Write out the entries below once more, exactly.

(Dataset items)
↓

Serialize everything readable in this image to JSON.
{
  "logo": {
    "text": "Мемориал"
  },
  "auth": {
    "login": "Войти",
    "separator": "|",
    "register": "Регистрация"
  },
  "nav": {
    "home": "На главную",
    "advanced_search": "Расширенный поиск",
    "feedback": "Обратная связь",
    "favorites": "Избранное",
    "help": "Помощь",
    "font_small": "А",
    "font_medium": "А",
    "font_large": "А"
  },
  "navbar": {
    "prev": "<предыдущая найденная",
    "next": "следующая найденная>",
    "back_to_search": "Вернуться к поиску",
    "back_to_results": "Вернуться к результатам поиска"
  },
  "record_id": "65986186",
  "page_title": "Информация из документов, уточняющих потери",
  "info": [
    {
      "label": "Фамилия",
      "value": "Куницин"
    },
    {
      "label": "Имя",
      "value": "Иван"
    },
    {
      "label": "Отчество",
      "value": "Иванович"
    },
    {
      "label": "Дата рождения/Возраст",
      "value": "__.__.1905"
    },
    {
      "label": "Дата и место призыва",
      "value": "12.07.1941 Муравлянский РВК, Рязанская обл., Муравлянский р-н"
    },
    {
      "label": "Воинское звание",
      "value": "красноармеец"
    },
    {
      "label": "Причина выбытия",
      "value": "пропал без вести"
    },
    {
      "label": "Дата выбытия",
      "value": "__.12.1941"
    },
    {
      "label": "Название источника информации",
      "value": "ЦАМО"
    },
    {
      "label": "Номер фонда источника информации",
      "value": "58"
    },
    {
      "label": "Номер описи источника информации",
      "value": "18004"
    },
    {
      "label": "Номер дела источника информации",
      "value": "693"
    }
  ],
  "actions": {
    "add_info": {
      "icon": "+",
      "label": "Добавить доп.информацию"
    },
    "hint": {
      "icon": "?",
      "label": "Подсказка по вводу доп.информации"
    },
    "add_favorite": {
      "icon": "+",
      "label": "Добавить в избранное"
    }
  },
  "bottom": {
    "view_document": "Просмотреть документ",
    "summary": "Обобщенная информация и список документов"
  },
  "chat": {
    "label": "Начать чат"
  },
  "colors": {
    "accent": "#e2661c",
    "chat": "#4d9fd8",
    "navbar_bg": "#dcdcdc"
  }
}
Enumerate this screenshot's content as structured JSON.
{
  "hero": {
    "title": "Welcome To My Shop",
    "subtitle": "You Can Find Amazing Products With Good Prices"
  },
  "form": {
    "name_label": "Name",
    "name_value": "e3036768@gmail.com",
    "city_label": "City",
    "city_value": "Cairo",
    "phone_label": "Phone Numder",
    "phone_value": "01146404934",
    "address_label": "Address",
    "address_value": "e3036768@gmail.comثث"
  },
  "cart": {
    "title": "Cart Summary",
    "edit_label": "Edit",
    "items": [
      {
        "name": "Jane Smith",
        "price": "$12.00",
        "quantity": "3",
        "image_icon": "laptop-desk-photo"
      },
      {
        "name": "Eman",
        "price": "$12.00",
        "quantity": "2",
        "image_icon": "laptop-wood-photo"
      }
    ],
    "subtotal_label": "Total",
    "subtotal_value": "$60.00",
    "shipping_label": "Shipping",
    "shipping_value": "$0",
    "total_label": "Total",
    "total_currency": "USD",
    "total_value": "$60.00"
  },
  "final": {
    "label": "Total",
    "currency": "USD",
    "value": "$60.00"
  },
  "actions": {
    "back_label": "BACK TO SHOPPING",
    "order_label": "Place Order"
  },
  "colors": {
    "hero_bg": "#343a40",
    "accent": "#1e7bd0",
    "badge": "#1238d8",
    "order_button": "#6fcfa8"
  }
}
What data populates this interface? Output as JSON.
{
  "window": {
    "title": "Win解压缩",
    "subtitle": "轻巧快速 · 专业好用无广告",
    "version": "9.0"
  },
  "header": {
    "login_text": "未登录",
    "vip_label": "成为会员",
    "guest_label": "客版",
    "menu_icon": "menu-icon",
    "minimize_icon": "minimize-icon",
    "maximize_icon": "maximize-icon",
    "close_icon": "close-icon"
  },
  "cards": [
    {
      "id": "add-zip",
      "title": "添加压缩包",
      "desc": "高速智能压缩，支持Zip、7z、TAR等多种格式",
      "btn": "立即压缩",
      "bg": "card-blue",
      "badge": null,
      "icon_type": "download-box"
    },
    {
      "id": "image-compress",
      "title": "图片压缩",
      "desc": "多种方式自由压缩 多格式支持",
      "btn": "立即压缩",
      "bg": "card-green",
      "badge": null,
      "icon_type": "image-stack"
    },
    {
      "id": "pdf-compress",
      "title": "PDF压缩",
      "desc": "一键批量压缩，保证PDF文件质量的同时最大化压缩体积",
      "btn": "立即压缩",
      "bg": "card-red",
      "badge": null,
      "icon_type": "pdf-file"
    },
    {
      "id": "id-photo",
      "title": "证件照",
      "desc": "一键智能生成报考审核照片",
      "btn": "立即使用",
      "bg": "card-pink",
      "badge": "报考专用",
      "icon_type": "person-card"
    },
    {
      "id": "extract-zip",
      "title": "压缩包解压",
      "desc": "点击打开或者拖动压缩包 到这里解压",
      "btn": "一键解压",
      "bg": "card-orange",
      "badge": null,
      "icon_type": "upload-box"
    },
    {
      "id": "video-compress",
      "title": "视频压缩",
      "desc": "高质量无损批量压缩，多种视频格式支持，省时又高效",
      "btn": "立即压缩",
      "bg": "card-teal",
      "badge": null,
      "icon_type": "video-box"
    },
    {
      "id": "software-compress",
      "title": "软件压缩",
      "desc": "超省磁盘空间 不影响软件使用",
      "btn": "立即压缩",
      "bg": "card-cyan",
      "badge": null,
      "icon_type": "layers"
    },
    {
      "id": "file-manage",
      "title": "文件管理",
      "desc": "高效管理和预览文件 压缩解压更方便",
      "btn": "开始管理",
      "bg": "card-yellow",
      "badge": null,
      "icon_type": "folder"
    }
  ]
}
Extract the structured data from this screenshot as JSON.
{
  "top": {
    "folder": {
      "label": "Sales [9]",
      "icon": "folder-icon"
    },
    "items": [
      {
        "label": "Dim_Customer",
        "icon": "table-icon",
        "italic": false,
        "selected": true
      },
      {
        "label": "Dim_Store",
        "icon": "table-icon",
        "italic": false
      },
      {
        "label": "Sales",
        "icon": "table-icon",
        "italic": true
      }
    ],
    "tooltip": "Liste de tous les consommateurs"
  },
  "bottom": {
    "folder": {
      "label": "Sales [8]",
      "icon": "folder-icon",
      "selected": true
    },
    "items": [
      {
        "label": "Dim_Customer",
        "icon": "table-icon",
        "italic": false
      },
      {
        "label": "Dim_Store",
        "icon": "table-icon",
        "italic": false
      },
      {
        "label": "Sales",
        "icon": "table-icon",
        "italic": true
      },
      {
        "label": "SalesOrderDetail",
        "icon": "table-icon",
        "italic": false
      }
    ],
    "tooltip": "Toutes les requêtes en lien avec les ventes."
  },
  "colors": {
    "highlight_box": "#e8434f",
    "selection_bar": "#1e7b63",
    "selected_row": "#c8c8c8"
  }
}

↑

FULL ANSWER:
Serialize everything readable in this image to JSON.
{
  "logo": {
    "text": "Мемориал"
  },
  "auth": {
    "login": "Войти",
    "separator": "|",
    "register": "Регистрация"
  },
  "nav": {
    "home": "На главную",
    "advanced_search": "Расширенный поиск",
    "feedback": "Обратная связь",
    "favorites": "Избранное",
    "help": "Помощь",
    "font_small": "А",
    "font_medium": "А",
    "font_large": "А"
  },
  "navbar": {
    "prev": "<предыдущая найденная",
    "next": "следующая найденная>",
    "back_to_search": "Вернуться к поиску",
    "back_to_results": "Вернуться к результатам поиска"
  },
  "record_id": "65986186",
  "page_title": "Информация из документов, уточняющих потери",
  "info": [
    {
      "label": "Фамилия",
      "value": "Куницин"
    },
    {
      "label": "Имя",
      "value": "Иван"
    },
    {
      "label": "Отчество",
      "value": "Иванович"
    },
    {
      "label": "Дата рождения/Возраст",
      "value": "__.__.1905"
    },
    {
      "label": "Дата и место призыва",
      "value": "12.07.1941 Муравлянский РВК, Рязанская обл., Муравлянский р-н"
    },
    {
      "label": "Воинское звание",
      "value": "красноармеец"
    },
    {
      "label": "Причина выбытия",
      "value": "пропал без вести"
    },
    {
      "label": "Дата выбытия",
      "value": "__.12.1941"
    },
    {
      "label": "Название источника информации",
      "value": "ЦАМО"
    },
    {
      "label": "Номер фонда источника информации",
      "value": "58"
    },
    {
      "label": "Номер описи источника информации",
      "value": "18004"
    },
    {
      "label": "Номер дела источника информации",
      "value": "693"
    }
  ],
  "actions": {
    "add_info": {
      "icon": "+",
      "label": "Добавить доп.информацию"
    },
    "hint": {
      "icon": "?",
      "label": "Подсказка по вводу доп.информации"
    },
    "add_favorite": {
      "icon": "+",
      "label": "Добавить в избранное"
    }
  },
  "bottom": {
    "view_document": "Просмотреть документ",
    "summary": "Обобщенная информация и список документов"
  },
  "chat": {
    "label": "Начать чат"
  },
  "colors": {
    "accent": "#e2661c",
    "chat": "#4d9fd8",
    "navbar_bg": "#dcdcdc"
  }
}
Enumerate this screenshot's content as structured JSON.
{
  "hero": {
    "title": "Welcome To My Shop",
    "subtitle": "You Can Find Amazing Products With Good Prices"
  },
  "form": {
    "name_label": "Name",
    "name_value": "e3036768@gmail.com",
    "city_label": "City",
    "city_value": "Cairo",
    "phone_label": "Phone Numder",
    "phone_value": "01146404934",
    "address_label": "Address",
    "address_value": "e3036768@gmail.comثث"
  },
  "cart": {
    "title": "Cart Summary",
    "edit_label": "Edit",
    "items": [
      {
        "name": "Jane Smith",
        "price": "$12.00",
        "quantity": "3",
        "image_icon": "laptop-desk-photo"
      },
      {
        "name": "Eman",
        "price": "$12.00",
        "quantity": "2",
        "image_icon": "laptop-wood-photo"
      }
    ],
    "subtotal_label": "Total",
    "subtotal_value": "$60.00",
    "shipping_label": "Shipping",
    "shipping_value": "$0",
    "total_label": "Total",
    "total_currency": "USD",
    "total_value": "$60.00"
  },
  "final": {
    "label": "Total",
    "currency": "USD",
    "value": "$60.00"
  },
  "actions": {
    "back_label": "BACK TO SHOPPING",
    "order_label": "Place Order"
  },
  "colors": {
    "hero_bg": "#343a40",
    "accent": "#1e7bd0",
    "badge": "#1238d8",
    "order_button": "#6fcfa8"
  }
}
What data populates this interface? Output as JSON.
{
  "window": {
    "title": "Win解压缩",
    "subtitle": "轻巧快速 · 专业好用无广告",
    "version": "9.0"
  },
  "header": {
    "login_text": "未登录",
    "vip_label": "成为会员",
    "guest_label": "客版",
    "menu_icon": "menu-icon",
    "minimize_icon": "minimize-icon",
    "maximize_icon": "maximize-icon",
    "close_icon": "close-icon"
  },
  "cards": [
    {
      "id": "add-zip",
      "title": "添加压缩包",
      "desc": "高速智能压缩，支持Zip、7z、TAR等多种格式",
      "btn": "立即压缩",
      "bg": "card-blue",
      "badge": null,
      "icon_type": "download-box"
    },
    {
      "id": "image-compress",
      "title": "图片压缩",
      "desc": "多种方式自由压缩 多格式支持",
      "btn": "立即压缩",
      "bg": "card-green",
      "badge": null,
      "icon_type": "image-stack"
    },
    {
      "id": "pdf-compress",
      "title": "PDF压缩",
      "desc": "一键批量压缩，保证PDF文件质量的同时最大化压缩体积",
      "btn": "立即压缩",
      "bg": "card-red",
      "badge": null,
      "icon_type": "pdf-file"
    },
    {
      "id": "id-photo",
      "title": "证件照",
      "desc": "一键智能生成报考审核照片",
      "btn": "立即使用",
      "bg": "card-pink",
      "badge": "报考专用",
      "icon_type": "person-card"
    },
    {
      "id": "extract-zip",
      "title": "压缩包解压",
      "desc": "点击打开或者拖动压缩包 到这里解压",
      "btn": "一键解压",
      "bg": "card-orange",
      "badge": null,
      "icon_type": "upload-box"
    },
    {
      "id": "video-compress",
      "title": "视频压缩",
      "desc": "高质量无损批量压缩，多种视频格式支持，省时又高效",
      "btn": "立即压缩",
      "bg": "card-teal",
      "badge": null,
      "icon_type": "video-box"
    },
    {
      "id": "software-compress",
      "title": "软件压缩",
      "desc": "超省磁盘空间 不影响软件使用",
      "btn": "立即压缩",
      "bg": "card-cyan",
      "badge": null,
      "icon_type": "layers"
    },
    {
      "id": "file-manage",
      "title": "文件管理",
      "desc": "高效管理和预览文件 压缩解压更方便",
      "btn": "开始管理",
      "bg": "card-yellow",
      "badge": null,
      "icon_type": "folder"
    }
  ]
}
Extract the structured data from this screenshot as JSON.
{
  "top": {
    "folder": {
      "label": "Sales [9]",
      "icon": "folder-icon"
    },
    "items": [
      {
        "label": "Dim_Customer",
        "icon": "table-icon",
        "italic": false,
        "selected": true
      },
      {
        "label": "Dim_Store",
        "icon": "table-icon",
        "italic": false
      },
      {
        "label": "Sales",
        "icon": "table-icon",
        "italic": true
      }
    ],
    "tooltip": "Liste de tous les consommateurs"
  },
  "bottom": {
    "folder": {
      "label": "Sales [8]",
      "icon": "folder-icon",
      "selected": true
    },
    "items": [
      {
        "label": "Dim_Customer",
        "icon": "table-icon",
        "italic": false
      },
      {
        "label": "Dim_Store",
        "icon": "table-icon",
        "italic": false
      },
      {
        "label": "Sales",
        "icon": "table-icon",
        "italic": true
      },
      {
        "label": "SalesOrderDetail",
        "icon": "table-icon",
        "italic": false
      }
    ],
    "tooltip": "Toutes les requêtes en lien avec les ventes."
  },
  "colors": {
    "highlight_box": "#e8434f",
    "selection_bar": "#1e7b63",
    "selected_row": "#c8c8c8"
  }
}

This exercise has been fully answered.